● Written problem
Determine which lines of the records include the word "until", and copy them.

Stored records:
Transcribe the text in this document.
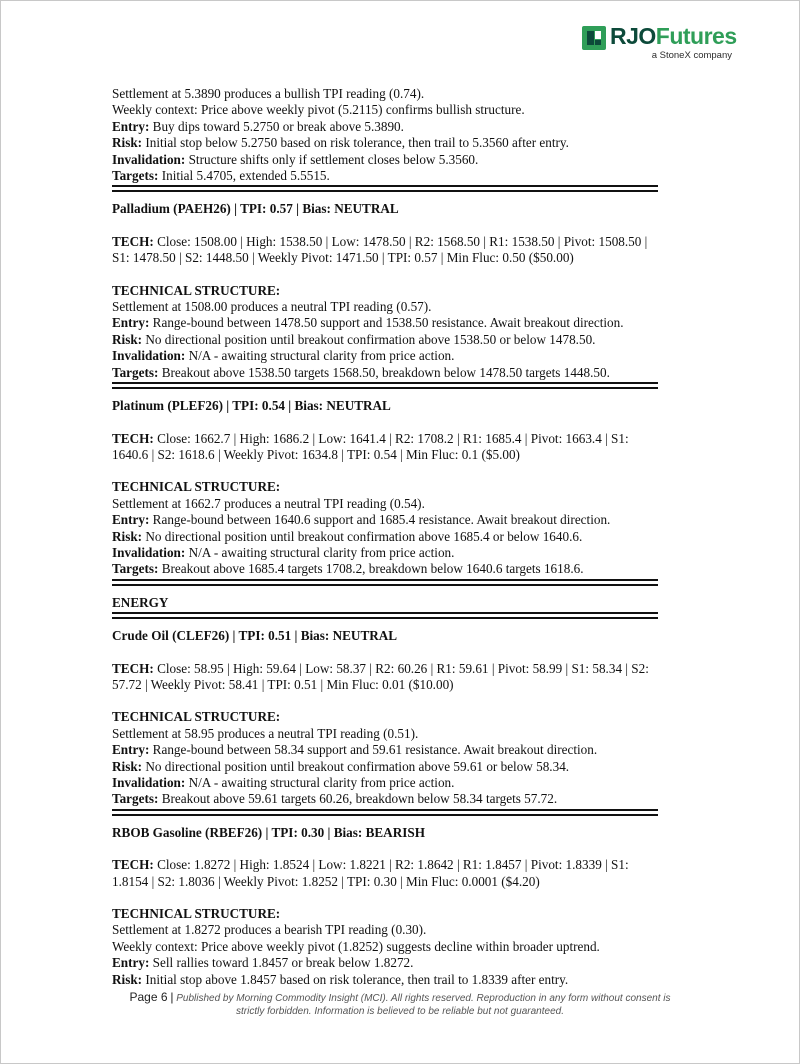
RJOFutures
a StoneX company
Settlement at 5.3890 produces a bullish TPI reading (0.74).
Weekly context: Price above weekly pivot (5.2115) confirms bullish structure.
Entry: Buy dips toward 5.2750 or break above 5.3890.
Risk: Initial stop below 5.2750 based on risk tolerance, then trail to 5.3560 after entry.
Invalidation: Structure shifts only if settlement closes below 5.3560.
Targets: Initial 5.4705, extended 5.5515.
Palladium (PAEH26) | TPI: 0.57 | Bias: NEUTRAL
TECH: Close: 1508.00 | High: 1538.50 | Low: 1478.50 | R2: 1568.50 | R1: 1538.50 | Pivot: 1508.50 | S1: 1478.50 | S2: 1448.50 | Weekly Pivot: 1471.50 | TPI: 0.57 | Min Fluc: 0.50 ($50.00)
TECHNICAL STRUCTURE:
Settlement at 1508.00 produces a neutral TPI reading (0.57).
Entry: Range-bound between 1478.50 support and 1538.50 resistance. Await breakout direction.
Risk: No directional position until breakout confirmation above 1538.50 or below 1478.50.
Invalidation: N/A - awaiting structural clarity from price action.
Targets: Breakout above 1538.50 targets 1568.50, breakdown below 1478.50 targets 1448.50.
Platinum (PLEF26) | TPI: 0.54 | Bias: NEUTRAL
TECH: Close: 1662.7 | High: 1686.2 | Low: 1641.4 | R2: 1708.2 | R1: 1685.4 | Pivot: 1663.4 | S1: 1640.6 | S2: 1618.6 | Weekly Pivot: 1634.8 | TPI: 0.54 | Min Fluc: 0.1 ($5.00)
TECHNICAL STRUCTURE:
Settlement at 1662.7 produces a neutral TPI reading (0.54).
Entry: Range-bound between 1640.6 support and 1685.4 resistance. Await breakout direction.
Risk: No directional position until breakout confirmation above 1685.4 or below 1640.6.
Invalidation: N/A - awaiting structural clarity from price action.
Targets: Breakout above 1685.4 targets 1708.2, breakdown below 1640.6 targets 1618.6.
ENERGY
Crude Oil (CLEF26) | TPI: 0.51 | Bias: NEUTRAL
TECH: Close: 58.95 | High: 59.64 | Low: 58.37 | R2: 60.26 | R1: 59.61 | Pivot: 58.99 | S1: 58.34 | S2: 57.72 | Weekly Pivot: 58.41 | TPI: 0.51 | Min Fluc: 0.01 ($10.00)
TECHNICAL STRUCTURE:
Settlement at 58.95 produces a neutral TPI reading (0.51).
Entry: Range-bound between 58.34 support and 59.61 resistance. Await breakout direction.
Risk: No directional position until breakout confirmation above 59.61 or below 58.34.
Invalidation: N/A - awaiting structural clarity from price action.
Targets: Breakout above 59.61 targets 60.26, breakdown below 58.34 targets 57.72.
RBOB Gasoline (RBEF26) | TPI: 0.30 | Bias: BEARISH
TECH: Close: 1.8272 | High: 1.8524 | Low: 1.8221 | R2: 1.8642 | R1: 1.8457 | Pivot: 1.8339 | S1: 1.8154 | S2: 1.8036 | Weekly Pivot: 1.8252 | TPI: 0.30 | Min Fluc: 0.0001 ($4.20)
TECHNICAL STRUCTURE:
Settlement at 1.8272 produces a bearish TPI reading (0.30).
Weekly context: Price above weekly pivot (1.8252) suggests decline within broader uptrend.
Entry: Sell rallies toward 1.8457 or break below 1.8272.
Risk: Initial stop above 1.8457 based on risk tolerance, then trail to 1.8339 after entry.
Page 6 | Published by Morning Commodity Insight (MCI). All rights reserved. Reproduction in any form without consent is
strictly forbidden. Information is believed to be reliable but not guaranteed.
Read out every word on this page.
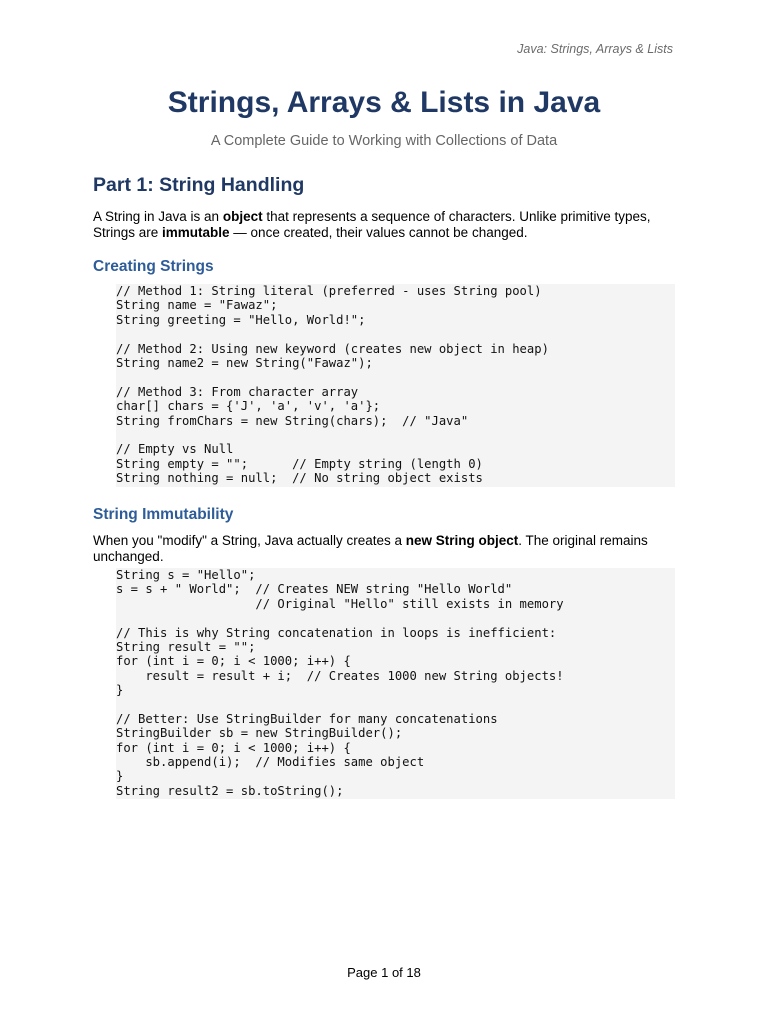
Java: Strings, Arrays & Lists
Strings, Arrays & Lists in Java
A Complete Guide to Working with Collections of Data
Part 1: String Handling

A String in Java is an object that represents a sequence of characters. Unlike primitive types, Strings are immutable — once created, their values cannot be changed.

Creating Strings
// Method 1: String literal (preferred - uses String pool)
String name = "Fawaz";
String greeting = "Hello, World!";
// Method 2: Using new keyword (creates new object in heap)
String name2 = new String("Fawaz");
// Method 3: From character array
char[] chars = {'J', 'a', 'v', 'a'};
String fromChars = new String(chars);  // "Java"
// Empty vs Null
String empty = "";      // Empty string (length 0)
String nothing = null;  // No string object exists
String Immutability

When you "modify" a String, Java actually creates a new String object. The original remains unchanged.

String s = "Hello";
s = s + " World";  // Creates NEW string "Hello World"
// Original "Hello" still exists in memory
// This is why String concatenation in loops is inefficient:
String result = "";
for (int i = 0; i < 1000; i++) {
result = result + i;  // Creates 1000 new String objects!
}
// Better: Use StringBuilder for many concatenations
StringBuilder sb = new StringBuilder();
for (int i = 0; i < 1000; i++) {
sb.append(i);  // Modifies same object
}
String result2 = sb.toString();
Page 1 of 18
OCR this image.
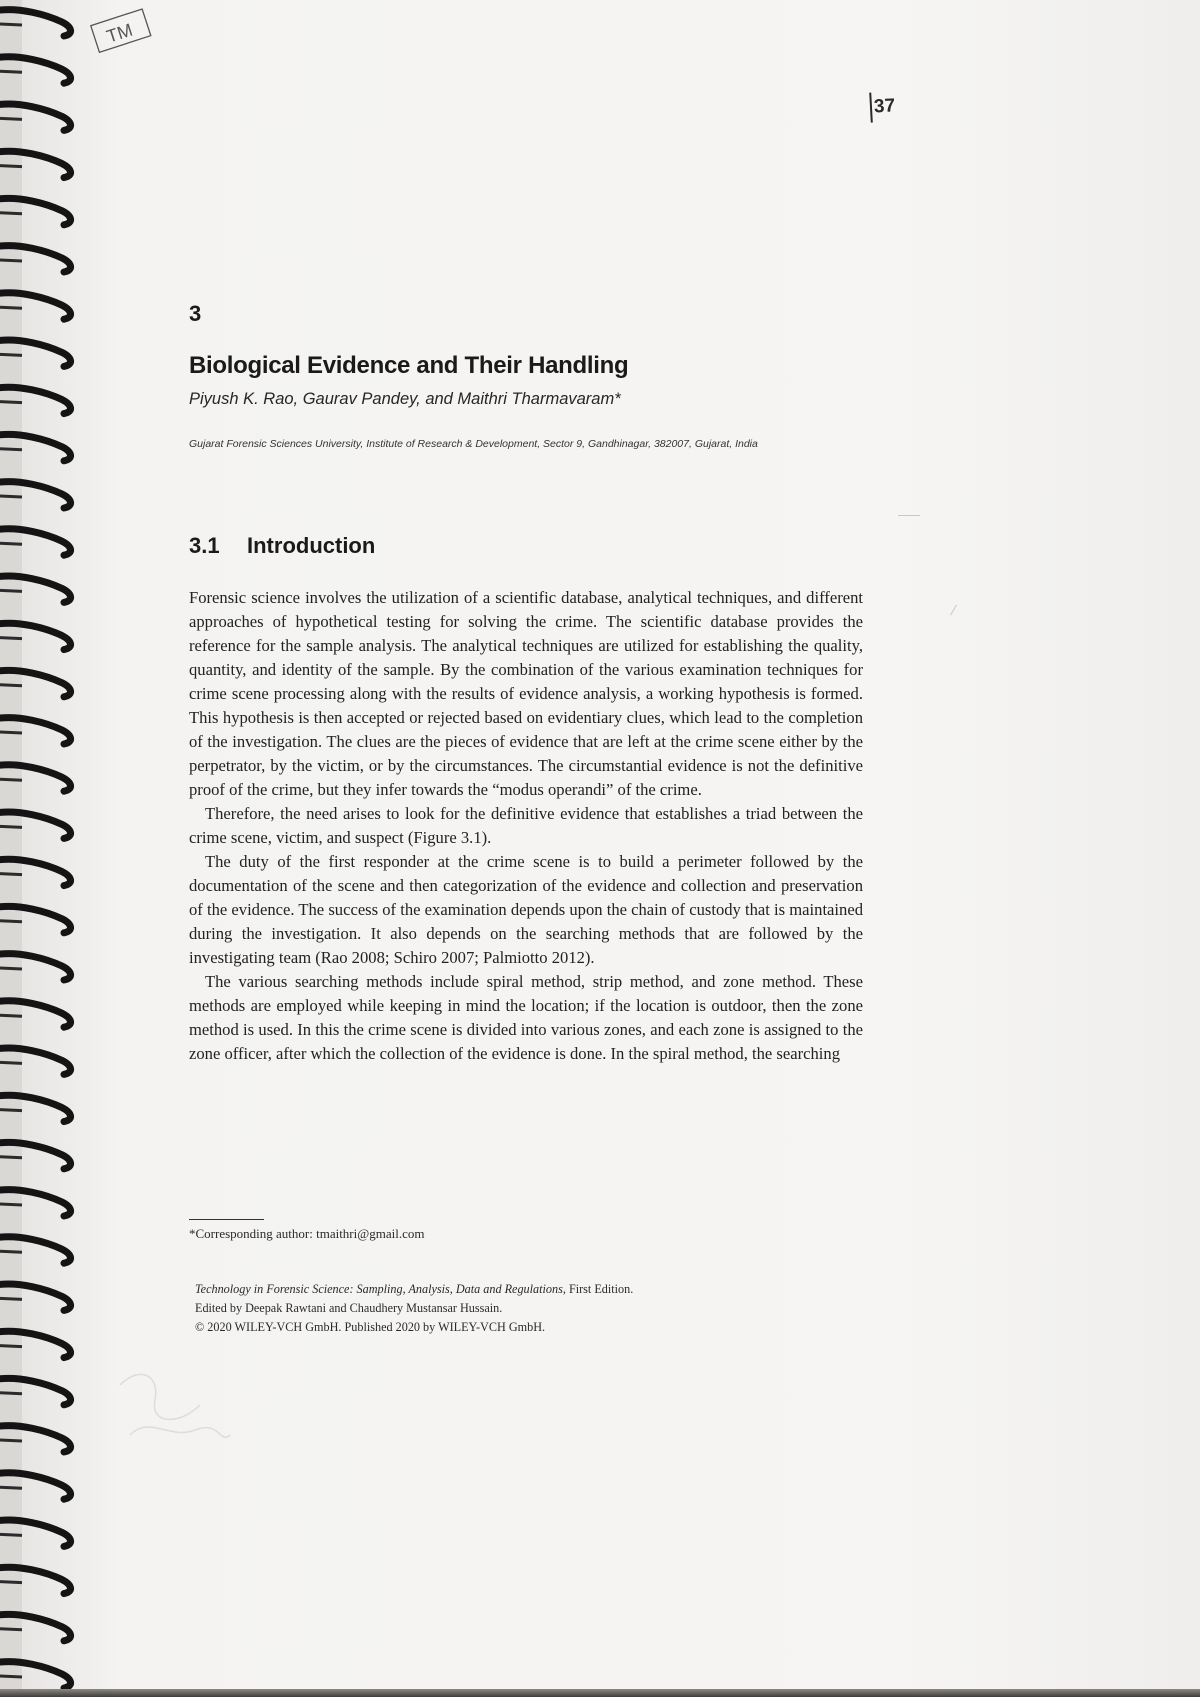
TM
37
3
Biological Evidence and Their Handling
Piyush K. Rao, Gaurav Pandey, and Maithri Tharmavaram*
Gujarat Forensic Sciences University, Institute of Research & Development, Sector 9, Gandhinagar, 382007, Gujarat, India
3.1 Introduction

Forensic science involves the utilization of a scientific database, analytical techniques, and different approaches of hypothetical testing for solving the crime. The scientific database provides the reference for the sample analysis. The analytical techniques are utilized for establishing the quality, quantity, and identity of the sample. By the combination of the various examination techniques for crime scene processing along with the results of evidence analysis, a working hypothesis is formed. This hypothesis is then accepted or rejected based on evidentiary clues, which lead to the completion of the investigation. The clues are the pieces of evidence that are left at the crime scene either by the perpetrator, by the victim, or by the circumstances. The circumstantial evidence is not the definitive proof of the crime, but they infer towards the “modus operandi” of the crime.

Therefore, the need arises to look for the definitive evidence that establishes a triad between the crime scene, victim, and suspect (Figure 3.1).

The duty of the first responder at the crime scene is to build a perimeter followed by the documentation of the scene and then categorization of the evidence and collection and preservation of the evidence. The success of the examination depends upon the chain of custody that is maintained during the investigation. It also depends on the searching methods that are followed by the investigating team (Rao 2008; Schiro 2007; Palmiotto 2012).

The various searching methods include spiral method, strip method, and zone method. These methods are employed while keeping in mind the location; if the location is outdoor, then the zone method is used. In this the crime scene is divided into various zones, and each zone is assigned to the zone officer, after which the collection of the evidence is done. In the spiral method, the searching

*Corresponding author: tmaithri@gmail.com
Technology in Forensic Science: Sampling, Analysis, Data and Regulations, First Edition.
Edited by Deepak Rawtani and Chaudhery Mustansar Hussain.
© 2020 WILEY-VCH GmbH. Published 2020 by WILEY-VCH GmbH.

● Reply to the exercise
Risk: No directional position until breakout confirmation above 1538.50 or below 1478.50.
Risk: No directional position until breakout confirmation above 1685.4 or below 1640.6.
Risk: No directional position until breakout confirmation above 59.61 or below 58.34.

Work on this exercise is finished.